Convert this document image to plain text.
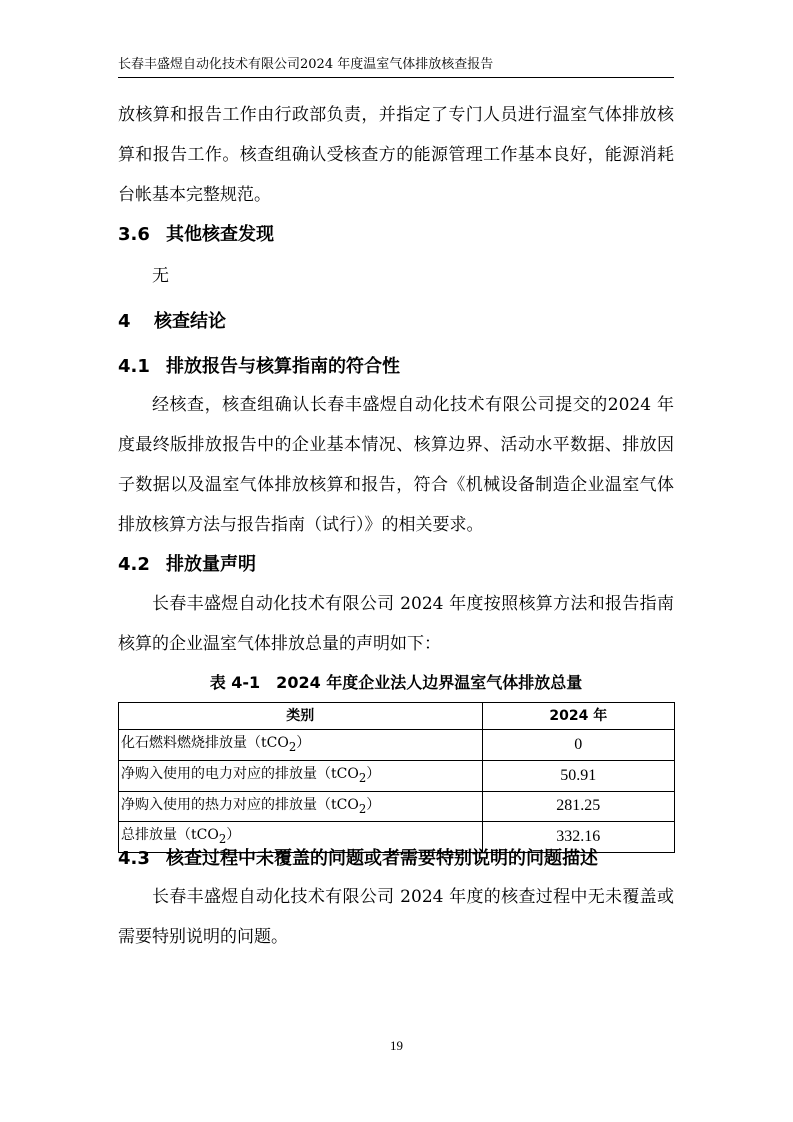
长春丰盛煜自动化技术有限公司2024 年度温室气体排放核查报告

放核算和报告工作由行政部负责，并指定了专门人员进行温室气体排放核算和报告工作。核查组确认受核查方的能源管理工作基本良好，能源消耗台帐基本完整规范。

3.6 其他核查发现

无

4 核查结论
4.1 排放报告与核算指南的符合性

经核查，核查组确认长春丰盛煜自动化技术有限公司提交的2024 年度最终版排放报告中的企业基本情况、核算边界、活动水平数据、排放因子数据以及温室气体排放核算和报告，符合《机械设备制造企业温室气体排放核算方法与报告指南（试行）》的相关要求。

4.2 排放量声明

长春丰盛煜自动化技术有限公司 2024 年度按照核算方法和报告指南核算的企业温室气体排放总量的声明如下：

表 4-1　2024 年度企业法人边界温室气体排放总量
类别	2024 年
化石燃料燃烧排放量（tCO$_2$）	0
净购入使用的电力对应的排放量（tCO$_2$）	50.91
净购入使用的热力对应的排放量（tCO$_2$）	281.25
总排放量（tCO$_2$）	332.16
4.3 核查过程中未覆盖的问题或者需要特别说明的问题描述

长春丰盛煜自动化技术有限公司 2024 年度的核查过程中无未覆盖或需要特别说明的问题。

19
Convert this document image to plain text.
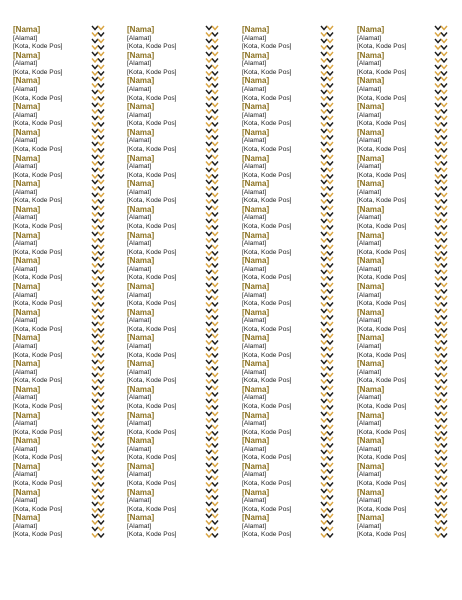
[Nama]
[Alamat]
[Kota, Kode Pos]
[Nama]
[Alamat]
[Kota, Kode Pos]
[Nama]
[Alamat]
[Kota, Kode Pos]
[Nama]
[Alamat]
[Kota, Kode Pos]
[Nama]
[Alamat]
[Kota, Kode Pos]
[Nama]
[Alamat]
[Kota, Kode Pos]
[Nama]
[Alamat]
[Kota, Kode Pos]
[Nama]
[Alamat]
[Kota, Kode Pos]
[Nama]
[Alamat]
[Kota, Kode Pos]
[Nama]
[Alamat]
[Kota, Kode Pos]
[Nama]
[Alamat]
[Kota, Kode Pos]
[Nama]
[Alamat]
[Kota, Kode Pos]
[Nama]
[Alamat]
[Kota, Kode Pos]
[Nama]
[Alamat]
[Kota, Kode Pos]
[Nama]
[Alamat]
[Kota, Kode Pos]
[Nama]
[Alamat]
[Kota, Kode Pos]
[Nama]
[Alamat]
[Kota, Kode Pos]
[Nama]
[Alamat]
[Kota, Kode Pos]
[Nama]
[Alamat]
[Kota, Kode Pos]
[Nama]
[Alamat]
[Kota, Kode Pos]
[Nama]
[Alamat]
[Kota, Kode Pos]
[Nama]
[Alamat]
[Kota, Kode Pos]
[Nama]
[Alamat]
[Kota, Kode Pos]
[Nama]
[Alamat]
[Kota, Kode Pos]
[Nama]
[Alamat]
[Kota, Kode Pos]
[Nama]
[Alamat]
[Kota, Kode Pos]
[Nama]
[Alamat]
[Kota, Kode Pos]
[Nama]
[Alamat]
[Kota, Kode Pos]
[Nama]
[Alamat]
[Kota, Kode Pos]
[Nama]
[Alamat]
[Kota, Kode Pos]
[Nama]
[Alamat]
[Kota, Kode Pos]
[Nama]
[Alamat]
[Kota, Kode Pos]
[Nama]
[Alamat]
[Kota, Kode Pos]
[Nama]
[Alamat]
[Kota, Kode Pos]
[Nama]
[Alamat]
[Kota, Kode Pos]
[Nama]
[Alamat]
[Kota, Kode Pos]
[Nama]
[Alamat]
[Kota, Kode Pos]
[Nama]
[Alamat]
[Kota, Kode Pos]
[Nama]
[Alamat]
[Kota, Kode Pos]
[Nama]
[Alamat]
[Kota, Kode Pos]
[Nama]
[Alamat]
[Kota, Kode Pos]
[Nama]
[Alamat]
[Kota, Kode Pos]
[Nama]
[Alamat]
[Kota, Kode Pos]
[Nama]
[Alamat]
[Kota, Kode Pos]
[Nama]
[Alamat]
[Kota, Kode Pos]
[Nama]
[Alamat]
[Kota, Kode Pos]
[Nama]
[Alamat]
[Kota, Kode Pos]
[Nama]
[Alamat]
[Kota, Kode Pos]
[Nama]
[Alamat]
[Kota, Kode Pos]
[Nama]
[Alamat]
[Kota, Kode Pos]
[Nama]
[Alamat]
[Kota, Kode Pos]
[Nama]
[Alamat]
[Kota, Kode Pos]
[Nama]
[Alamat]
[Kota, Kode Pos]
[Nama]
[Alamat]
[Kota, Kode Pos]
[Nama]
[Alamat]
[Kota, Kode Pos]
[Nama]
[Alamat]
[Kota, Kode Pos]
[Nama]
[Alamat]
[Kota, Kode Pos]
[Nama]
[Alamat]
[Kota, Kode Pos]
[Nama]
[Alamat]
[Kota, Kode Pos]
[Nama]
[Alamat]
[Kota, Kode Pos]
[Nama]
[Alamat]
[Kota, Kode Pos]
[Nama]
[Alamat]
[Kota, Kode Pos]
[Nama]
[Alamat]
[Kota, Kode Pos]
[Nama]
[Alamat]
[Kota, Kode Pos]
[Nama]
[Alamat]
[Kota, Kode Pos]
[Nama]
[Alamat]
[Kota, Kode Pos]
[Nama]
[Alamat]
[Kota, Kode Pos]
[Nama]
[Alamat]
[Kota, Kode Pos]
[Nama]
[Alamat]
[Kota, Kode Pos]
[Nama]
[Alamat]
[Kota, Kode Pos]
[Nama]
[Alamat]
[Kota, Kode Pos]
[Nama]
[Alamat]
[Kota, Kode Pos]
[Nama]
[Alamat]
[Kota, Kode Pos]
[Nama]
[Alamat]
[Kota, Kode Pos]
[Nama]
[Alamat]
[Kota, Kode Pos]
[Nama]
[Alamat]
[Kota, Kode Pos]
[Nama]
[Alamat]
[Kota, Kode Pos]
[Nama]
[Alamat]
[Kota, Kode Pos]
[Nama]
[Alamat]
[Kota, Kode Pos]
[Nama]
[Alamat]
[Kota, Kode Pos]
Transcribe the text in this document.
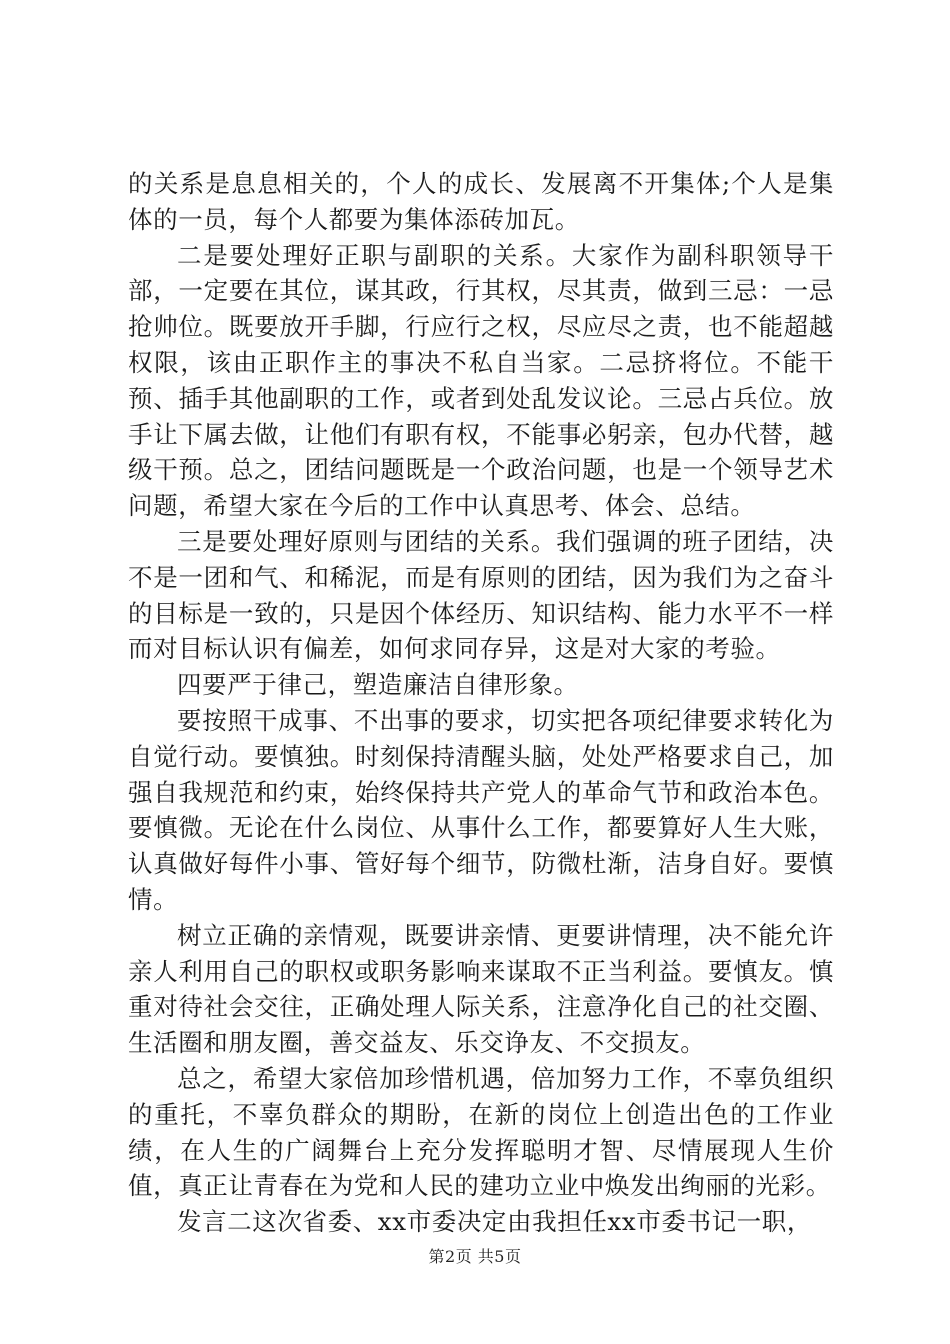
的关系是息息相关的，个人的成长、发展离不开集体;个人是集体的一员，每个人都要为集体添砖加瓦。

二是要处理好正职与副职的关系。大家作为副科职领导干部，一定要在其位，谋其政，行其权，尽其责，做到三忌：一忌抢帅位。既要放开手脚，行应行之权，尽应尽之责，也不能超越权限，该由正职作主的事决不私自当家。二忌挤将位。不能干预、插手其他副职的工作，或者到处乱发议论。三忌占兵位。放手让下属去做，让他们有职有权，不能事必躬亲，包办代替，越级干预。总之，团结问题既是一个政治问题，也是一个领导艺术问题，希望大家在今后的工作中认真思考、体会、总结。

三是要处理好原则与团结的关系。我们强调的班子团结，决不是一团和气、和稀泥，而是有原则的团结，因为我们为之奋斗的目标是一致的，只是因个体经历、知识结构、能力水平不一样而对目标认识有偏差，如何求同存异，这是对大家的考验。

四要严于律己，塑造廉洁自律形象。

要按照干成事、不出事的要求，切实把各项纪律要求转化为自觉行动。要慎独。时刻保持清醒头脑，处处严格要求自己，加强自我规范和约束，始终保持共产党人的革命气节和政治本色。要慎微。无论在什么岗位、从事什么工作，都要算好人生大账，认真做好每件小事、管好每个细节，防微杜渐，洁身自好。要慎情。

树立正确的亲情观，既要讲亲情、更要讲情理，决不能允许亲人利用自己的职权或职务影响来谋取不正当利益。要慎友。慎重对待社会交往，正确处理人际关系，注意净化自己的社交圈、生活圈和朋友圈，善交益友、乐交诤友、不交损友。

总之，希望大家倍加珍惜机遇，倍加努力工作，不辜负组织的重托，不辜负群众的期盼，在新的岗位上创造出色的工作业绩，在人生的广阔舞台上充分发挥聪明才智、尽情展现人生价值，真正让青春在为党和人民的建功立业中焕发出绚丽的光彩。

发言二这次省委、xx市委决定由我担任xx市委书记一职，

第2页 共5页
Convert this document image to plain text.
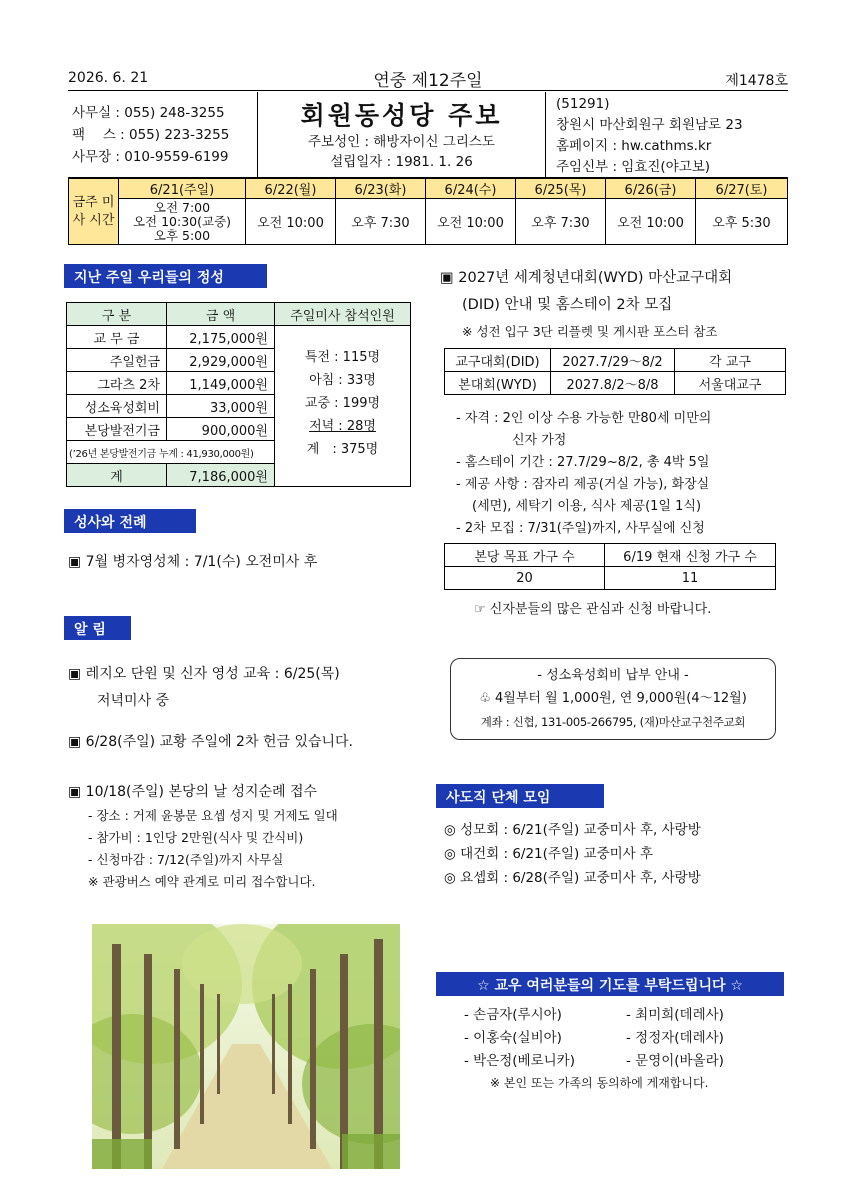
2026. 6. 21	연중 제12주일	제1478호
사무실 : 055) 248-3255
팩　 스 : 055) 223-3255
사무장 : 010-9559-6199
회원동성당 주보
주보성인 : 해방자이신 그리스도
설립일자 : 1981. 1. 26
(51291)
창원시 마산회원구 회원남로 23
홈페이지 : hw.cathms.kr
주임신부 : 임효진(야고보)
금주 미사 시간	6/21(주일)	6/22(월)	6/23(화)	6/24(수)	6/25(목)	6/26(금)	6/27(토)
	오전 7:00
오전 10:30(교중)
오후 5:00	오전 10:00	오후 7:30	오전 10:00	오후 7:30	오전 10:00	오후 5:30
지난 주일 우리들의 정성
구 분	금 액	주일미사 참석인원
교 무 금	2,175,000원	특전 : 115명
아침 : 33명
교중 : 199명
저녁 : 28명
계　: 375명

주일헌금	2,929,000원	
그라츠 2차	1,149,000원	
성소육성회비	33,000원	
본당발전기금	900,000원	
(’26년 본당발전기금 누계 : 41,930,000원)		
계	7,186,000원	
성사와 전례
▣ 7월 병자영성체 : 7/1(수) 오전미사 후
알 림
▣ 레지오 단원 및 신자 영성 교육 : 6/25(목)
저녁미사 중
▣ 6/28(주일) 교황 주일에 2차 헌금 있습니다.
▣ 10/18(주일) 본당의 날 성지순례 접수
- 장소 : 거제 윤봉문 요셉 성지 및 거제도 일대
- 참가비 : 1인당 2만원(식사 및 간식비)
- 신청마감 : 7/12(주일)까지 사무실
※ 관광버스 예약 관계로 미리 접수합니다.
▣ 2027년 세계청년대회(WYD) 마산교구대회
(DID) 안내 및 홈스테이 2차 모집
※ 성전 입구 3단 리플렛 및 게시판 포스터 참조
교구대회(DID)	2027.7/29～8/2	각 교구
본대회(WYD)	2027.8/2～8/8	서울대교구
- 자격 : 2인 이상 수용 가능한 만80세 미만의
신자 가정
- 홈스테이 기간 : 27.7/29~8/2, 총 4박 5일
- 제공 사항 : 잠자리 제공(거실 가능), 화장실
(세면), 세탁기 이용, 식사 제공(1일 1식)
- 2차 모집 : 7/31(주일)까지, 사무실에 신청
본당 목표 가구 수	6/19 현재 신청 가구 수
20	11
☞ 신자분들의 많은 관심과 신청 바랍니다.
- 성소육성회비 납부 안내 -
♧ 4월부터 월 1,000원, 연 9,000원(4～12월)
계좌 : 신협, 131-005-266795, (재)마산교구천주교회
사도직 단체 모임
◎ 성모회 : 6/21(주일) 교중미사 후, 사랑방
◎ 대건회 : 6/21(주일) 교중미사 후
◎ 요셉회 : 6/28(주일) 교중미사 후, 사랑방
☆ 교우 여러분들의 기도를 부탁드립니다 ☆
- 손금자(루시아)
- 이홍숙(실비아)
- 박은정(베로니카)
- 최미희(데레사)
- 정정자(데레사)
- 문영이(바올라)
※ 본인 또는 가족의 동의하에 게재합니다.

____________

What you have to do » State how many lines in the records above contain the word "교중미사", and give only that number.

Exercise response » 3